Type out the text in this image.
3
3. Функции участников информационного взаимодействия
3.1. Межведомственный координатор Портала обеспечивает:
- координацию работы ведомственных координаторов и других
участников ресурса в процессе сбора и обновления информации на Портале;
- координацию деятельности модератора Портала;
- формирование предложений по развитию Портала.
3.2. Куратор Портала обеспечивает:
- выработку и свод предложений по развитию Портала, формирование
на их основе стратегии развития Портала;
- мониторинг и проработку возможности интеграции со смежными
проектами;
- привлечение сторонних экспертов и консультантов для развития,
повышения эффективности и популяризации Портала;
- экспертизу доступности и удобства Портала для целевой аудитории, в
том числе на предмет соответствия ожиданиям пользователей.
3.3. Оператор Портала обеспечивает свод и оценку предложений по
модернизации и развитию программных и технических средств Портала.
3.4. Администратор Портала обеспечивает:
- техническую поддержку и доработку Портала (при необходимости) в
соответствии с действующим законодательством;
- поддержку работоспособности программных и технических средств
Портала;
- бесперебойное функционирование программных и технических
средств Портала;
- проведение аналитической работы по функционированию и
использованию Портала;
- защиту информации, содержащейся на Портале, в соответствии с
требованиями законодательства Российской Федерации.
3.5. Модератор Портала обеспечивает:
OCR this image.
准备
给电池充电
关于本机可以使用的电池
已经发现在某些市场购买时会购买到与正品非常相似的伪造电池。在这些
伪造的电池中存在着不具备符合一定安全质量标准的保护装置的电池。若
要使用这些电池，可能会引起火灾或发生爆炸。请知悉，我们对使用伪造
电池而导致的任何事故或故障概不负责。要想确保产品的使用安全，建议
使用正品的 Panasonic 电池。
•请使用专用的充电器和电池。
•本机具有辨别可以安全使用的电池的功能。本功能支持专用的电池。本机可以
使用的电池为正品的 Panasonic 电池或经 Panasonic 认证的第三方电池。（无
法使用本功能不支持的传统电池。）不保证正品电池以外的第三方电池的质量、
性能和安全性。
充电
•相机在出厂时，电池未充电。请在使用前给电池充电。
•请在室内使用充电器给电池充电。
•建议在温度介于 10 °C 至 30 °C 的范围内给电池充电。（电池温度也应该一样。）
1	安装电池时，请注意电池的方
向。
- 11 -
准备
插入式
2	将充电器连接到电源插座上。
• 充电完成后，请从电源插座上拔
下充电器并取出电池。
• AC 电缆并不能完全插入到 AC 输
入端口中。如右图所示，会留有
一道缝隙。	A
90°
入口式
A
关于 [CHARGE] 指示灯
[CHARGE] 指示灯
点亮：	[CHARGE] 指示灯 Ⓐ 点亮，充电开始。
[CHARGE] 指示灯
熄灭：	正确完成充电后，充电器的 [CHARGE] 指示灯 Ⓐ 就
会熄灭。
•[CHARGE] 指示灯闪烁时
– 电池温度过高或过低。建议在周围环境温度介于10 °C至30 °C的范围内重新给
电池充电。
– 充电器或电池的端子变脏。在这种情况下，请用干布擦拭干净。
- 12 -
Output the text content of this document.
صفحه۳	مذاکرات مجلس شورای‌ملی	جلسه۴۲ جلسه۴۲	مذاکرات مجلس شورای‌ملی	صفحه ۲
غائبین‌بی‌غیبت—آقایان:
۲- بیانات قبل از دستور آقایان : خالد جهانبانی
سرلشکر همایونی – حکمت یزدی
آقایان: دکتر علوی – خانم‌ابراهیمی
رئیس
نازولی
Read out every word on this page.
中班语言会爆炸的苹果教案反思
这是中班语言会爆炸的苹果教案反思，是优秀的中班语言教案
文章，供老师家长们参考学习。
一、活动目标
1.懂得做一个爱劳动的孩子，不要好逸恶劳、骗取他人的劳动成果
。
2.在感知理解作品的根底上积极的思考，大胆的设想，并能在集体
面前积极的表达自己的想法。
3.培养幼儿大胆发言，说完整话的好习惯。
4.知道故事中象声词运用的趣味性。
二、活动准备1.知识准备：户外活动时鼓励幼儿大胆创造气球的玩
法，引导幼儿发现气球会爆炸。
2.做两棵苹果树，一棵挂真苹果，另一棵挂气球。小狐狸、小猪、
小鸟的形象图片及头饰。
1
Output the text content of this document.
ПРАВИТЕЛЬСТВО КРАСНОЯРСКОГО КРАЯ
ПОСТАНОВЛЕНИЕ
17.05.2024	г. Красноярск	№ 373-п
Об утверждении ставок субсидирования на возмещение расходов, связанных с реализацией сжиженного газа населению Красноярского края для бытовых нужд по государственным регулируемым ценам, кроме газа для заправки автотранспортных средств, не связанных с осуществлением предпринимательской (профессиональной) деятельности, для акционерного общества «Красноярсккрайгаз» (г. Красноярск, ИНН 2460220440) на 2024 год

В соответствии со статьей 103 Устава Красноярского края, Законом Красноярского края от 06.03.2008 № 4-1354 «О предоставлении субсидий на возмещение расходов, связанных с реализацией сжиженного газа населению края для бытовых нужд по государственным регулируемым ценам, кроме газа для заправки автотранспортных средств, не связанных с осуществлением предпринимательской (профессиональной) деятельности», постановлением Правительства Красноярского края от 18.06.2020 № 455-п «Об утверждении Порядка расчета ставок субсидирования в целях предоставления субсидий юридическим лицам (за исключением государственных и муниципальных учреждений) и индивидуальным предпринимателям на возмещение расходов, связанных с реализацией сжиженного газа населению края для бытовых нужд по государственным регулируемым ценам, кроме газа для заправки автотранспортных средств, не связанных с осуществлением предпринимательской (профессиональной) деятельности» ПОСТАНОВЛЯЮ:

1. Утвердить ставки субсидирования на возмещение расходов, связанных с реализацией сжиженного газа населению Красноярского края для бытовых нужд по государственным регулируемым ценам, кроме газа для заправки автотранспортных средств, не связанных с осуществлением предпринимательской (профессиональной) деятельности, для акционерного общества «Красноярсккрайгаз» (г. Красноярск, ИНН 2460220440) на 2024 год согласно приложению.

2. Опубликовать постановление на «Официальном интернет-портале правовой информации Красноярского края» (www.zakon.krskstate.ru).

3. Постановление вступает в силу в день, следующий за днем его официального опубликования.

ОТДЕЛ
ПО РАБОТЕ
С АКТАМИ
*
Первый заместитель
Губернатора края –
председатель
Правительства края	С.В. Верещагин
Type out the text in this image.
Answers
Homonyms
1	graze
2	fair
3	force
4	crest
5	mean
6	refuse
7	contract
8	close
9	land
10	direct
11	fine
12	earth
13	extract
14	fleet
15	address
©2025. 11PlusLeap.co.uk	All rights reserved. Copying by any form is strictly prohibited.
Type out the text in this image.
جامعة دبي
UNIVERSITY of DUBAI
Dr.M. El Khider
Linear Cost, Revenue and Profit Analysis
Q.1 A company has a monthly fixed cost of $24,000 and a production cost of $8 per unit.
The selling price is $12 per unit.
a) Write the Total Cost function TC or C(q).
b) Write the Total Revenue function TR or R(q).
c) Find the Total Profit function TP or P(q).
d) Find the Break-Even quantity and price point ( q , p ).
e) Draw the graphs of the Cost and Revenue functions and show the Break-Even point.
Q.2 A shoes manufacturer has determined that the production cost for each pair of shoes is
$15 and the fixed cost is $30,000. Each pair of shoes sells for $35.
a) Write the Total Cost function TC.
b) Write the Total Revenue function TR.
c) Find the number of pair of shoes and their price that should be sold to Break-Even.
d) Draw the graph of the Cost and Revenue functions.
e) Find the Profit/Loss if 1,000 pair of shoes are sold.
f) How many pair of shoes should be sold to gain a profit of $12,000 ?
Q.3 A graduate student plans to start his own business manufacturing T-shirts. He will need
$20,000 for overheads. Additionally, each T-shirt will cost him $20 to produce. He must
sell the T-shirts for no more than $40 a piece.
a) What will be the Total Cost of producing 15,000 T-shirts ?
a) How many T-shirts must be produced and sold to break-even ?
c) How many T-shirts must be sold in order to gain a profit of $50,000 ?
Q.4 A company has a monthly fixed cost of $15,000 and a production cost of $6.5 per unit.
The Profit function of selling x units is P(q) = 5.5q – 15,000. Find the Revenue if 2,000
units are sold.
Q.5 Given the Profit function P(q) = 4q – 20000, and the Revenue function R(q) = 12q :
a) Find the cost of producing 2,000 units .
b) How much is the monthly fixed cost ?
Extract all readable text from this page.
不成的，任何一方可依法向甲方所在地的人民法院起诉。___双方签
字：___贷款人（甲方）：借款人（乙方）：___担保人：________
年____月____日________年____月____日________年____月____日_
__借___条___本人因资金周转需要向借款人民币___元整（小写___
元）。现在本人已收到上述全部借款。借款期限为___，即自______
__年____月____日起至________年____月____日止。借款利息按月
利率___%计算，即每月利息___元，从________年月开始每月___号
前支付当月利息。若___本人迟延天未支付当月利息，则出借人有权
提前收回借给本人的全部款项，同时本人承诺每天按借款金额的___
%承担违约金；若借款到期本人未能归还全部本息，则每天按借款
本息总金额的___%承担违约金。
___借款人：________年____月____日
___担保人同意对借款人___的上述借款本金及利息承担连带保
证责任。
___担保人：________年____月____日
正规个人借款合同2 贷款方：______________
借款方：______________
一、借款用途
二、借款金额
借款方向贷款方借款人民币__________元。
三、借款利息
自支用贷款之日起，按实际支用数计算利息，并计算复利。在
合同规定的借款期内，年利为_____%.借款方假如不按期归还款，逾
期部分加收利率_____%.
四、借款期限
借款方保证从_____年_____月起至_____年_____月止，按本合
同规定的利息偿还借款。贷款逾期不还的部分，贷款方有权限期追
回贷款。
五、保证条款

### [Request]
Only lines with the string "units" belong in your answer; copy each one.

### [Answer below]
The Profit function of selling x units is P(q) = 5.5q – 15,000. Find the Revenue if 2,000
units are sold.
a) Find the cost of producing 2,000 units .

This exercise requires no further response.